Element-and-box listings
[Start]

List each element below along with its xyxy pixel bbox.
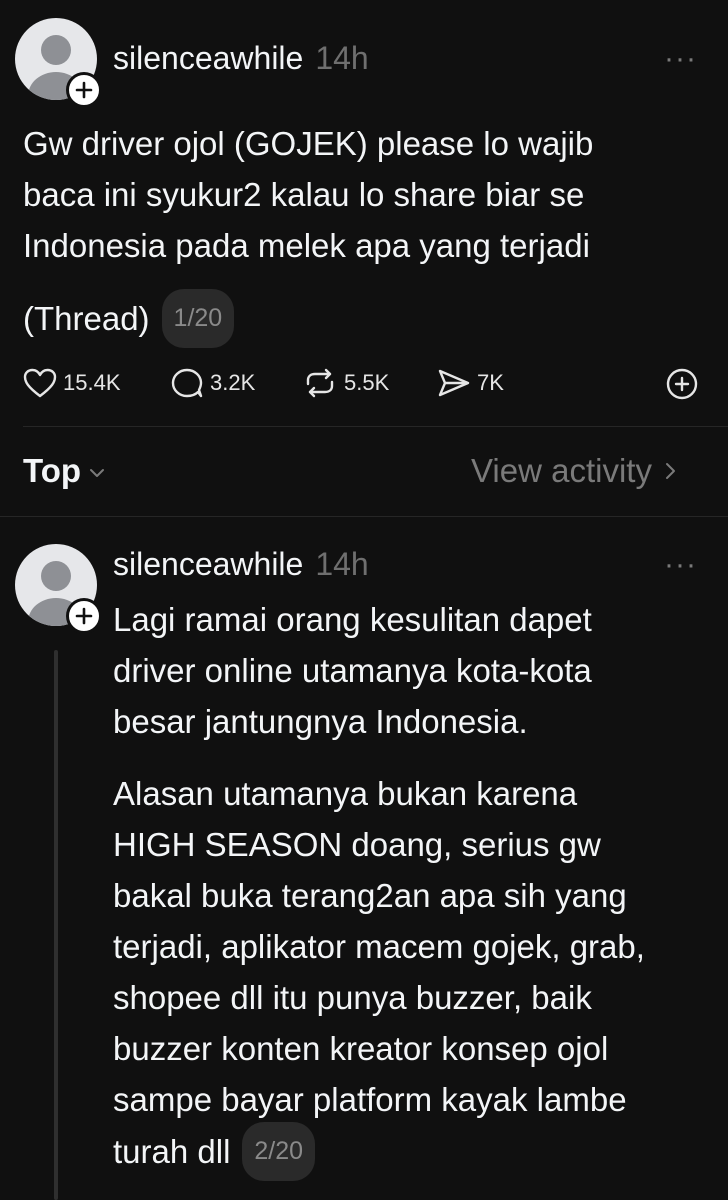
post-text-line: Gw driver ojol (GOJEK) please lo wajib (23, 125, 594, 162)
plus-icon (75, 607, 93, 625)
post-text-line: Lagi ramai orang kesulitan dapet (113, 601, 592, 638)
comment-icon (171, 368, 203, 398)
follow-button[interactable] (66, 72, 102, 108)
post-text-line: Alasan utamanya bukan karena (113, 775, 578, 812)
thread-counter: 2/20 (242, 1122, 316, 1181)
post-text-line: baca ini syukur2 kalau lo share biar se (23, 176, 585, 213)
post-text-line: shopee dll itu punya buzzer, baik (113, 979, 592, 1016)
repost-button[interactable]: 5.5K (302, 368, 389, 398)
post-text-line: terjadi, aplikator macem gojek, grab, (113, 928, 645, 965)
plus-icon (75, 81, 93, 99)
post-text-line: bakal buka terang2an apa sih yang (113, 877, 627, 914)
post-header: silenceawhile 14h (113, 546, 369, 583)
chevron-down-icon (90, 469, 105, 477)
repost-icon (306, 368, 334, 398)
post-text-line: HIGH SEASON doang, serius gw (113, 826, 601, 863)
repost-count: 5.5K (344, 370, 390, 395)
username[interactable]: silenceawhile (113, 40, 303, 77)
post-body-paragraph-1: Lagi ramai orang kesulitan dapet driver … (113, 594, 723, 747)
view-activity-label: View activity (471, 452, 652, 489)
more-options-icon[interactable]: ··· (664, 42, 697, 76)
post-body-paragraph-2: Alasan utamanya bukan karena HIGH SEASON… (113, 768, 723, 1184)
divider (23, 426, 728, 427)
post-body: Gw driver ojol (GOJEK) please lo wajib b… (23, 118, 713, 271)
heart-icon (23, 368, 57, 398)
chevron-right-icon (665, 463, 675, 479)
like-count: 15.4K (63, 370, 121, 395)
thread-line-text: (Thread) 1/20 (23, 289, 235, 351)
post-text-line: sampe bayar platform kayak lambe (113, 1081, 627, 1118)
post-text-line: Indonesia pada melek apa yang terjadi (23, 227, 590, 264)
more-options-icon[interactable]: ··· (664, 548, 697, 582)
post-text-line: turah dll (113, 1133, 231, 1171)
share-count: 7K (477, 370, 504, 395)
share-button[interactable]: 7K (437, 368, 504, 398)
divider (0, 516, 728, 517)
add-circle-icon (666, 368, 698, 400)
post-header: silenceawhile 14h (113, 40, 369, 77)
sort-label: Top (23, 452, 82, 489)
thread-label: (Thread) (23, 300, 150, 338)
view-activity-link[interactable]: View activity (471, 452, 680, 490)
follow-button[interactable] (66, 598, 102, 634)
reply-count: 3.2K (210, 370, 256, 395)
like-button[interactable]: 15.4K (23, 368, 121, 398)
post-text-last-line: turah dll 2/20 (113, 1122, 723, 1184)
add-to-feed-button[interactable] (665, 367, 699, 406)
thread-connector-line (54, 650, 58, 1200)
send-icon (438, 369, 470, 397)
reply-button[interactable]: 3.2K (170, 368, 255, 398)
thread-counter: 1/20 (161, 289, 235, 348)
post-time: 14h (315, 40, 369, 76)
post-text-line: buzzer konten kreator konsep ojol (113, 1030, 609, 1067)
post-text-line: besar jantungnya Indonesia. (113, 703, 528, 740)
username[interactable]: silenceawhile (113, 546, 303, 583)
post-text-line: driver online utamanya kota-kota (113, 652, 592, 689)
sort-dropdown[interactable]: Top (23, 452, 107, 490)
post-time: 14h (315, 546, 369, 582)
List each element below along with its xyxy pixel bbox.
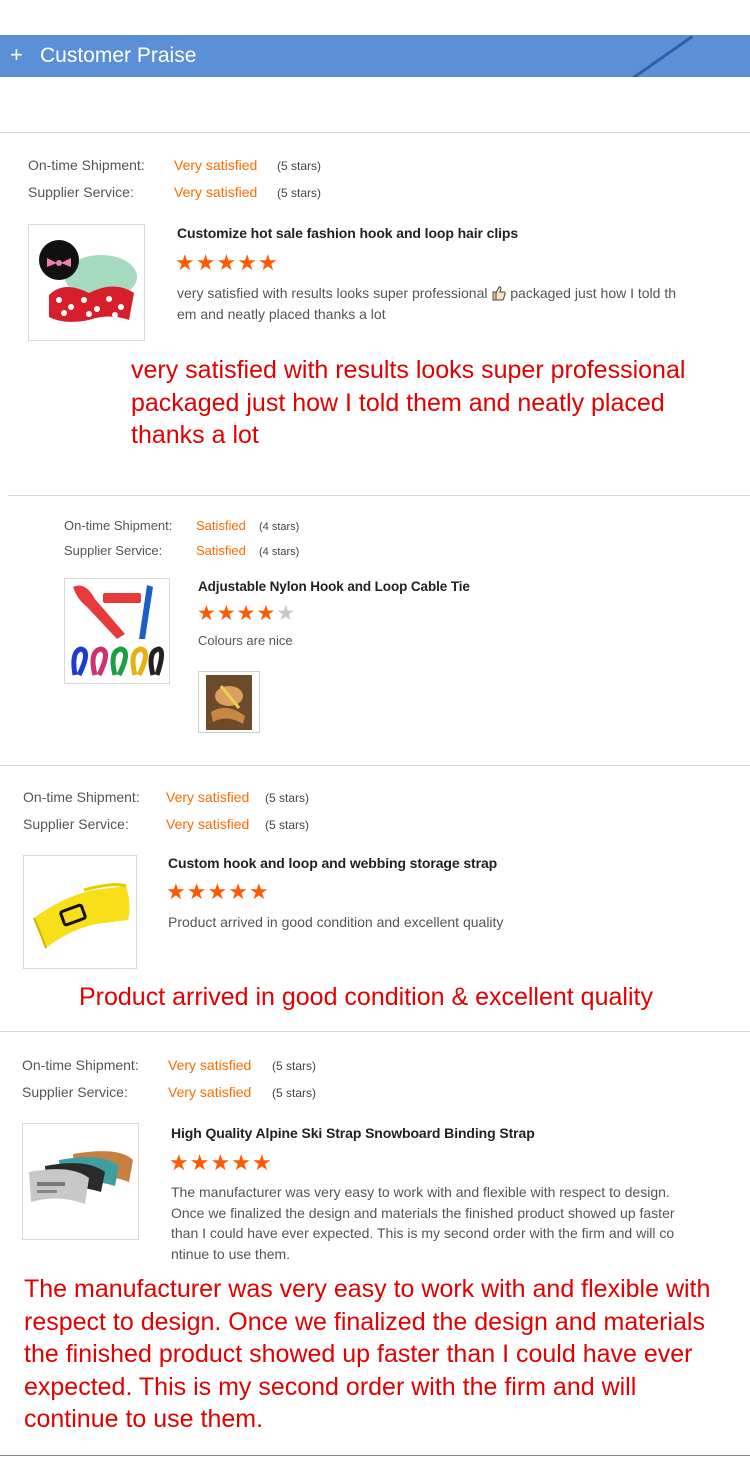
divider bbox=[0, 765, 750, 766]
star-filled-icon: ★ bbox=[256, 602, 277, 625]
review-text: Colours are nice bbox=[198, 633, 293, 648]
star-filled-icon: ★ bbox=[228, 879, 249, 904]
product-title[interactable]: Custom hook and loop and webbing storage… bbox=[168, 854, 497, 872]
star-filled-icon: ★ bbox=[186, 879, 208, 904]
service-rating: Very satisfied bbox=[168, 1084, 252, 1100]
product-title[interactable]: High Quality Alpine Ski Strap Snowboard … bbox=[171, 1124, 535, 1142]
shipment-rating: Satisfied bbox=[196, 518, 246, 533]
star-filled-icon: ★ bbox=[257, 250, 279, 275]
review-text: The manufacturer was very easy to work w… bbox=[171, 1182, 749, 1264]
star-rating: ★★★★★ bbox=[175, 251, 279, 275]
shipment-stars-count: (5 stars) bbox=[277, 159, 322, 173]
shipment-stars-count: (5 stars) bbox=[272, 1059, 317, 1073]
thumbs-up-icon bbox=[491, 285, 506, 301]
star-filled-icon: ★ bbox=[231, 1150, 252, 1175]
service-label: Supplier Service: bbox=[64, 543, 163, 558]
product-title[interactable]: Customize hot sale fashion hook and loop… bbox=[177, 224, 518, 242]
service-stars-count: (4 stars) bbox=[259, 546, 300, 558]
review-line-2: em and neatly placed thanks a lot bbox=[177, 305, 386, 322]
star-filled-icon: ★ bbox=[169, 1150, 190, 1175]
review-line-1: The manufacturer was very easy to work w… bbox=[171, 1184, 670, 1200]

[End]

### PROBLEM DETAILS
Output every line of the items above as a JSON list of strings, one string per line, leaving out blank lines and the pictures.

### EXPECTED OUTPUT
[
  "List each element below along with its xyxy pixel bbox.",
  "post-text-line: Gw driver ojol (GOJEK) please lo wajib (23, 125, 594, 162)",
  "plus-icon (75, 607, 93, 625)",
  "post-text-line: Lagi ramai orang kesulitan dapet (113, 601, 592, 638)",
  "comment-icon (171, 368, 203, 398)",
  "follow-button[interactable] (66, 72, 102, 108)",
  "post-text-line: Alasan utamanya bukan karena (113, 775, 578, 812)",
  "thread-counter: 2/20 (242, 1122, 316, 1181)",
  "post-text-line: baca ini syukur2 kalau lo share biar se (23, 176, 585, 213)",
  "post-text-line: shopee dll itu punya buzzer, baik (113, 979, 592, 1016)",
  "repost-button[interactable]: 5.5K (302, 368, 389, 398)",
  "post-text-line: terjadi, aplikator macem gojek, grab, (113, 928, 645, 965)",
  "plus-icon (75, 81, 93, 99)",
  "post-text-line: bakal buka terang2an apa sih yang (113, 877, 627, 914)",
  "post-header: silenceawhile 14h (113, 546, 369, 583)",
  "chevron-down-icon (90, 469, 105, 477)",
  "repost-icon (306, 368, 334, 398)",
  "post-text-line: HIGH SEASON doang, serius gw (113, 826, 601, 863)",
  "repost-count: 5.5K (344, 370, 390, 395)",
  "username[interactable]: silenceawhile (113, 40, 303, 77)",
  "post-body-paragraph-1: Lagi ramai orang kesulitan dapet driver … (113, 594, 723, 747)",
  "view-activity-label: View activity (471, 452, 652, 489)",
  "more-options-icon[interactable]: ··· (664, 42, 697, 76)",
  "post-body-paragraph-2: Alasan utamanya bukan karena HIGH SEASON… (113, 768, 723, 1184)",
  "divider (23, 426, 728, 427)",
  "post-body: Gw driver ojol (GOJEK) please lo wajib b… (23, 118, 713, 271)",
  "heart-icon (23, 368, 57, 398)",
  "chevron-right-icon (665, 463, 675, 479)",
  "like-count: 15.4K (63, 370, 121, 395)",
  "thread-line-text: (Thread) 1/20 (23, 289, 235, 351)",
  "post-text-line: sampe bayar platform kayak lambe (113, 1081, 627, 1118)",
  "post-text-line: Indonesia pada melek apa yang terjadi (23, 227, 590, 264)",
  "more-options-icon[interactable]: ··· (664, 548, 697, 582)",
  "post-text-line: turah dll (113, 1133, 231, 1171)",
  "share-count: 7K (477, 370, 504, 395)",
  "share-button[interactable]: 7K (437, 368, 504, 398)",
  "divider (0, 516, 728, 517)",
  "add-circle-icon (666, 368, 698, 400)",
  "post-header: silenceawhile 14h (113, 40, 369, 77)",
  "sort-label: Top (23, 452, 82, 489)",
  "thread-label: (Thread) (23, 300, 150, 338)",
  "view-activity-link[interactable]: View activity (471, 452, 680, 490)",
  "follow-button[interactable] (66, 598, 102, 634)",
  "reply-count: 3.2K (210, 370, 256, 395)",
  "like-button[interactable]: 15.4K (23, 368, 121, 398)",
  "post-text-last-line: turah dll 2/20 (113, 1122, 723, 1184)",
  "add-to-feed-button[interactable] (665, 367, 699, 406)",
  "thread-connector-line (54, 650, 58, 1200)",
  "send-icon (438, 369, 470, 397)",
  "reply-button[interactable]: 3.2K (170, 368, 255, 398)",
  "thread-counter: 1/20 (161, 289, 235, 348)",
  "post-time: 14h (315, 40, 369, 76)",
  "post-text-line: buzzer konten kreator konsep ojol (113, 1030, 609, 1067)",
  "post-text-line: besar jantungnya Indonesia. (113, 703, 528, 740)",
  "username[interactable]: silenceawhile (113, 546, 303, 583)",
  "post-text-line: driver online utamanya kota-kota (113, 652, 592, 689)",
  "sort-dropdown[interactable]: Top (23, 452, 107, 490)",
  "post-time: 14h (315, 546, 369, 582)",
  "List each element below along with its xyxy pixel bbox.",
  "divider bbox=[0, 765, 750, 766]",
  "star-filled-icon: ★ bbox=[256, 602, 277, 625]",
  "review-text: Colours are nice bbox=[198, 633, 293, 648]",
  "star-filled-icon: ★ bbox=[228, 879, 249, 904]",
  "product-title[interactable]: Custom hook and loop and webbing storage… bbox=[168, 854, 497, 872]",
  "star-filled-icon: ★ bbox=[186, 879, 208, 904]",
  "service-rating: Very satisfied bbox=[168, 1084, 252, 1100]",
  "product-title[interactable]: High Quality Alpine Ski Strap Snowboard … bbox=[171, 1124, 535, 1142]",
  "shipment-rating: Satisfied bbox=[196, 518, 246, 533]",
  "star-filled-icon: ★ bbox=[257, 250, 279, 275]",
  "review-text: The manufacturer was very easy to work w… bbox=[171, 1182, 749, 1264]",
  "star-rating: ★★★★★ bbox=[175, 251, 279, 275]",
  "shipment-stars-count: (5 stars) bbox=[277, 159, 322, 173]",
  "shipment-stars-count: (5 stars) bbox=[272, 1059, 317, 1073]",
  "thumbs-up-icon bbox=[491, 285, 506, 301]",
  "star-filled-icon: ★ bbox=[231, 1150, 252, 1175]",
  "service-label: Supplier Service: bbox=[64, 543, 163, 558]",
  "product-title[interactable]: Customize hot sale fashion hook and loop… bbox=[177, 224, 518, 242]",
  "service-stars-count: (4 stars) bbox=[259, 546, 300, 558]",
  "review-line-2: em and neatly placed thanks a lot bbox=[177, 305, 386, 322]",
  "star-filled-icon: ★ bbox=[169, 1150, 190, 1175]",
  "review-line-1: The manufacturer was very easy to work w… bbox=[171, 1184, 670, 1200]"
]